KERJAKAN TUGAS BERIKUT:
1. Menurut obituari Buya Mirdas Ilyas, pada periode berapa Buya Mirdas menjabat Ketua PDM Padang Panjang Batipuh X Koto?
2. Salin tanpa perubahan bagian obituari Buya Mirdas Ilyas yang dimulai dari "QS. Al-Mulk: 2" dan berakhir pada "lagi Maha Pengampun.".

KUTIPAN HALAMAN:
Shofwan Karim, Obituari Buya Mirdas Ilyas



Shofwan Karim, Obituari Buya Mirdas Ilyas (1) Bayani, Sunnatullah, Takdir?




Buya Mirdas adalah Ketua PDM Padang Panjang Batipuh X Koto 2005-2010. Sejak 2015 adalah penasihat.

Alquran banyak memberi ingat tentang kematian. Kematian adalah salah satu hal yang pasti akan dihadapi oleh manusia.

Saat kematian datang, jiwa akan terlepas dari raganya. Lahir-maut, jodoh dan rezeki adalah 3 hal yg menjadi takdir. Dalam Islam 3 takdir itu yang menjadi rahasia dan hanya Allah SWT yang mengetahui, termasuk di dalamnya adalah kematian.

Buya Mirdas Ilyas dan Buya Rumsas Adrifin, Siswa Tingkat III SP-IAIN IB Padang 1971. (Foto Dok Rumsas)


Ketika waktu kematian telah datang menghampiri, manusia tidak dapat menolak atau menghindarinya. Oleh karena itu, selama hidup di dunia, manusia harus selalu mengingat Allah SWT dan tidak terbuai oleh kenikmatan duniawi saja.

Dalam sebuah hadis, Rasulullah SAW berpesan, “Perbanyaklah olehmu dalam mengingat penghancur segala kelezatan dunia, yaitu kematian,” (HR at-Tirmidzi).

Firman Allah SWT dalam beberapa ayat Alquran menyatakan kematian adalah hal yang nyata. Bukan sebuah akhir, tetapi sebagai awal fase kehidupan yang baru.

Meminjam epistimologi Al-Jabiri : Bayani, burhani dan irfani, (nash, nalar, dan hikmah), dalam epistimologi bayani, ayat dan hadis banyak mengelaborasi tentang kematian.

Berikut ini adalah beberapa ayat di Alquran yang membahas tentang kematian serta memuat nasihat dan pesan.


Di antaranya QS. Ar-Rahman: 26-27

كُلُّ مَنْ عَلَيْهَا فَانٍ * وَيَبْقَى وَجْهُ رَبِّكَ ذُو الْجَلَالِ وَالْإِكْرَامِ


Semua yang ada di bumi itu akan binasa (26). Dan tetaplah kekal Dzat Tuhanmu yang mempunyai kebesaran dan kemuliaan (27).

QS. Al-Mulk: 2

الَّذِي خَلَقَ الْمَوْتَ وَالْحَيَاةَ لِيَبْلُوَكُمْ أَيُّكُمْ أَحْسَنُ عَمَلًا وَهُوَ الْعَزِيزُ الْغَفُورُ

Allah lah yang menjadikan mati dan hidup, supaya Dia menguji kamu, siapakah di antara kamu yang lebih baik amalnya. Dan Dia Maha Perkasa lagi Maha Pengampun.

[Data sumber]

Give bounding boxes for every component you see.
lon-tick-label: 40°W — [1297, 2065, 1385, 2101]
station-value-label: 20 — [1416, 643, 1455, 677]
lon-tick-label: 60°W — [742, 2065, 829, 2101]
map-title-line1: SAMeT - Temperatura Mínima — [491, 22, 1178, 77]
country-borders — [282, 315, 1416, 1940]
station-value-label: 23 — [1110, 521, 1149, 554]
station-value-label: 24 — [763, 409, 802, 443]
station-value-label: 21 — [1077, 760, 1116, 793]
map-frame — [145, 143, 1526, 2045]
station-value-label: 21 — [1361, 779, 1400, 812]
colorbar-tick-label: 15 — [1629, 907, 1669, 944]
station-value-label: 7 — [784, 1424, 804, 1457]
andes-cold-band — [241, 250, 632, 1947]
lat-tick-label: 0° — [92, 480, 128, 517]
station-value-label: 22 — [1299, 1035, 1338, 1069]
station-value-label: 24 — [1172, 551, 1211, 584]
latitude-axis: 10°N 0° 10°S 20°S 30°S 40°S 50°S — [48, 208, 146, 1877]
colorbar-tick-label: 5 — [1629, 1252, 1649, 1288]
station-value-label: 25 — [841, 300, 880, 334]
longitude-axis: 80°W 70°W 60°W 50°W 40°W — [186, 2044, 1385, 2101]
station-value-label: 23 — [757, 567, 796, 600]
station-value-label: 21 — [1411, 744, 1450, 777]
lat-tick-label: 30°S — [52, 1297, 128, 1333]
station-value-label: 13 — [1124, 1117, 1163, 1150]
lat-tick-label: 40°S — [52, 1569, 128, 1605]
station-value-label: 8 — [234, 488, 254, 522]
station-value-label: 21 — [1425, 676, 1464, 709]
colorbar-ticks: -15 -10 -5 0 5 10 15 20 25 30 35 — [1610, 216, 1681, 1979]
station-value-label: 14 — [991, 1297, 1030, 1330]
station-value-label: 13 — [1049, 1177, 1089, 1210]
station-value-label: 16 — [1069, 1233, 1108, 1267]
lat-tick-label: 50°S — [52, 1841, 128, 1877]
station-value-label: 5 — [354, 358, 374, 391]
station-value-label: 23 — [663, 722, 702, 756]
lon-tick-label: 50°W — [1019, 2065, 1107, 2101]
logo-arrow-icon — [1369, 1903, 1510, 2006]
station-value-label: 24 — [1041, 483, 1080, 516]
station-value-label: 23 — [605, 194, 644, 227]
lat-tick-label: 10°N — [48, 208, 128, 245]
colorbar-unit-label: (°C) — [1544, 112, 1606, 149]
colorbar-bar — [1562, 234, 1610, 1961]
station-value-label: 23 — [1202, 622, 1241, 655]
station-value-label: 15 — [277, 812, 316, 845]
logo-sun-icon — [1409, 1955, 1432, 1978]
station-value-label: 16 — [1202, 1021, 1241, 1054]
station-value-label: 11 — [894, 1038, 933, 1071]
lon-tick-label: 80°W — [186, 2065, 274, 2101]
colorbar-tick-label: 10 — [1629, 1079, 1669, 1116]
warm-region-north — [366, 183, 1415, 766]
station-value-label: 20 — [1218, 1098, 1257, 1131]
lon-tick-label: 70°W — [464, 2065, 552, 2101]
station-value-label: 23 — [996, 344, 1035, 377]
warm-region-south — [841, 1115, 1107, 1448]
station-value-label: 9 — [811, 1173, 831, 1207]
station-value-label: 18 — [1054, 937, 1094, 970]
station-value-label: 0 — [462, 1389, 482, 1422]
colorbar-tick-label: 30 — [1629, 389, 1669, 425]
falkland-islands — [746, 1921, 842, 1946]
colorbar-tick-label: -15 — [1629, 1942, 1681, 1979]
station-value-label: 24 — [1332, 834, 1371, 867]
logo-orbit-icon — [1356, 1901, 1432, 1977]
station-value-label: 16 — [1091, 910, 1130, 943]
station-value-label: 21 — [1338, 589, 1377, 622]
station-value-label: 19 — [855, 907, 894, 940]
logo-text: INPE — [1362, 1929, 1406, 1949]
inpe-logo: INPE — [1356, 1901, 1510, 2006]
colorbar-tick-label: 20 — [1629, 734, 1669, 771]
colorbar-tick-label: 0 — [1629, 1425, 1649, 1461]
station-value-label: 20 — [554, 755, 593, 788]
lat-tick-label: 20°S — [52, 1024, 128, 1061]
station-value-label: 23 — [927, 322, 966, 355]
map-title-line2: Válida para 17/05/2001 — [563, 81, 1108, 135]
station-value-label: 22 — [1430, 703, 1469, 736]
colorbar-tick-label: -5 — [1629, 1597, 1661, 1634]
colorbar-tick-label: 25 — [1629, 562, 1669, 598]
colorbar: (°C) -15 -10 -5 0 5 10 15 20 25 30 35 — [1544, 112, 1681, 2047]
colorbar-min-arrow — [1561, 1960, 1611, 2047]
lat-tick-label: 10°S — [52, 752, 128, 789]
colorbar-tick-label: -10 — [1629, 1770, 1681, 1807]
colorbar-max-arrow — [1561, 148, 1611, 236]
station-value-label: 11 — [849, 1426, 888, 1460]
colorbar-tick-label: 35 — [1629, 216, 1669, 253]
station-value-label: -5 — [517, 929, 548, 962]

JAWABAN TIAP TUGAS:
1. 2005–2010

2.
QS. Al-Mulk: 2

الَّذِي خَلَقَ الْمَوْتَ وَالْحَيَاةَ لِيَبْلُوَكُمْ أَيُّكُمْ أَحْسَنُ عَمَلًا وَهُوَ الْعَزِيزُ الْغَفُورُ

Allah lah yang menjadikan mati dan hidup, supaya Dia menguji kamu, siapakah di antara kamu yang lebih baik amalnya. Dan Dia Maha Perkasa lagi Maha Pengampun.